Given problem
A verbatim copy of the records is required, with all pictures left out.

Collected data
.....

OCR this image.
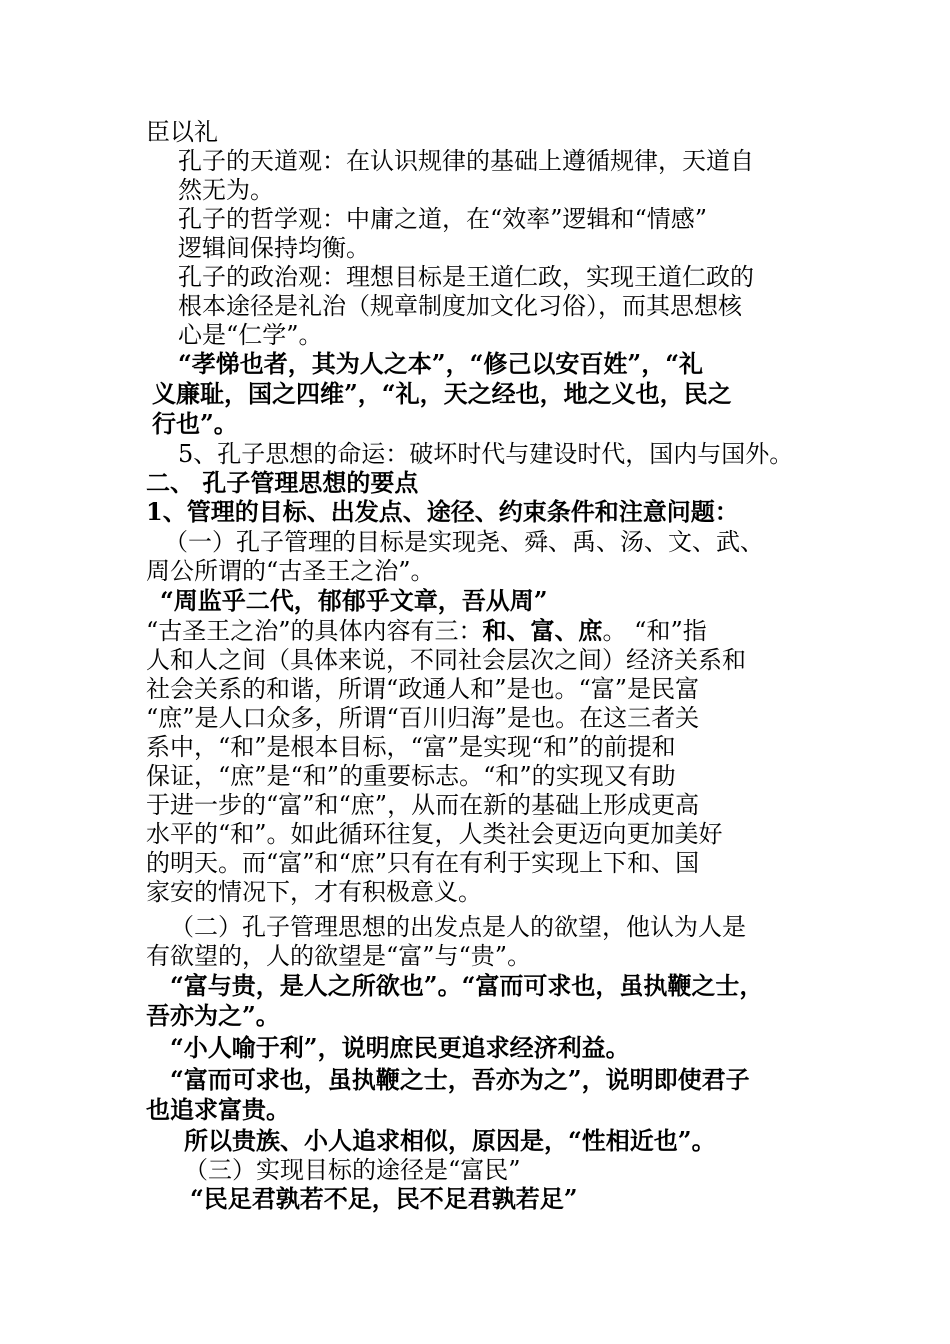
臣以礼
孔子的天道观：在认识规律的基础上遵循规律，天道自
然无为。
孔子的哲学观：中庸之道，在“效率”逻辑和“情感”
逻辑间保持均衡。
孔子的政治观：理想目标是王道仁政，实现王道仁政的
根本途径是礼治（规章制度加文化习俗），而其思想核
心是“仁学”。
“孝悌也者，其为人之本”，“修己以安百姓”，“礼
义廉耻，国之四维”，“礼，天之经也，地之义也，民之
行也”。
5、孔子思想的命运：破坏时代与建设时代，国内与国外。
二、 孔子管理思想的要点
1、管理的目标、出发点、途径、约束条件和注意问题：
（一）孔子管理的目标是实现尧、舜、禹、汤、文、武、
周公所谓的“古圣王之治”。
“周监乎二代，郁郁乎文章，吾从周”
“古圣王之治”的具体内容有三：和、富、庶。 “和”指
人和人之间（具体来说，不同社会层次之间）经济关系和
社会关系的和谐，所谓“政通人和”是也。“富”是民富
“庶”是人口众多，所谓“百川归海”是也。在这三者关
系中，“和”是根本目标，“富”是实现“和”的前提和
保证，“庶”是“和”的重要标志。“和”的实现又有助
于进一步的“富”和“庶”，从而在新的基础上形成更高
水平的“和”。如此循环往复，人类社会更迈向更加美好
的明天。而“富”和“庶”只有在有利于实现上下和、国
家安的情况下，才有积极意义。
（二）孔子管理思想的出发点是人的欲望，他认为人是
有欲望的，人的欲望是“富”与“贵”。
“富与贵，是人之所欲也”。“富而可求也，虽执鞭之士，
吾亦为之”。
“小人喻于利”，说明庶民更追求经济利益。
“富而可求也，虽执鞭之士，吾亦为之”，说明即使君子
也追求富贵。
所以贵族、小人追求相似，原因是，“性相近也”。
（三）实现目标的途径是“富民”
“民足君孰若不足，民不足君孰若足”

.....

Exercise answer
OCR this image.
臣以礼
孔子的天道观：在认识规律的基础上遵循规律，天道自
然无为。
孔子的哲学观：中庸之道，在“效率”逻辑和“情感”
逻辑间保持均衡。
孔子的政治观：理想目标是王道仁政，实现王道仁政的
根本途径是礼治（规章制度加文化习俗），而其思想核
心是“仁学”。
“孝悌也者，其为人之本”，“修己以安百姓”，“礼
义廉耻，国之四维”，“礼，天之经也，地之义也，民之
行也”。
5、孔子思想的命运：破坏时代与建设时代，国内与国外。
二、 孔子管理思想的要点
1、管理的目标、出发点、途径、约束条件和注意问题：
（一）孔子管理的目标是实现尧、舜、禹、汤、文、武、
周公所谓的“古圣王之治”。
“周监乎二代，郁郁乎文章，吾从周”
“古圣王之治”的具体内容有三：和、富、庶。 “和”指
人和人之间（具体来说，不同社会层次之间）经济关系和
社会关系的和谐，所谓“政通人和”是也。“富”是民富
“庶”是人口众多，所谓“百川归海”是也。在这三者关
系中，“和”是根本目标，“富”是实现“和”的前提和
保证，“庶”是“和”的重要标志。“和”的实现又有助
于进一步的“富”和“庶”，从而在新的基础上形成更高
水平的“和”。如此循环往复，人类社会更迈向更加美好
的明天。而“富”和“庶”只有在有利于实现上下和、国
家安的情况下，才有积极意义。
（二）孔子管理思想的出发点是人的欲望，他认为人是
有欲望的，人的欲望是“富”与“贵”。
“富与贵，是人之所欲也”。“富而可求也，虽执鞭之士，
吾亦为之”。
“小人喻于利”，说明庶民更追求经济利益。
“富而可求也，虽执鞭之士，吾亦为之”，说明即使君子
也追求富贵。
所以贵族、小人追求相似，原因是，“性相近也”。
（三）实现目标的途径是“富民”
“民足君孰若不足，民不足君孰若足”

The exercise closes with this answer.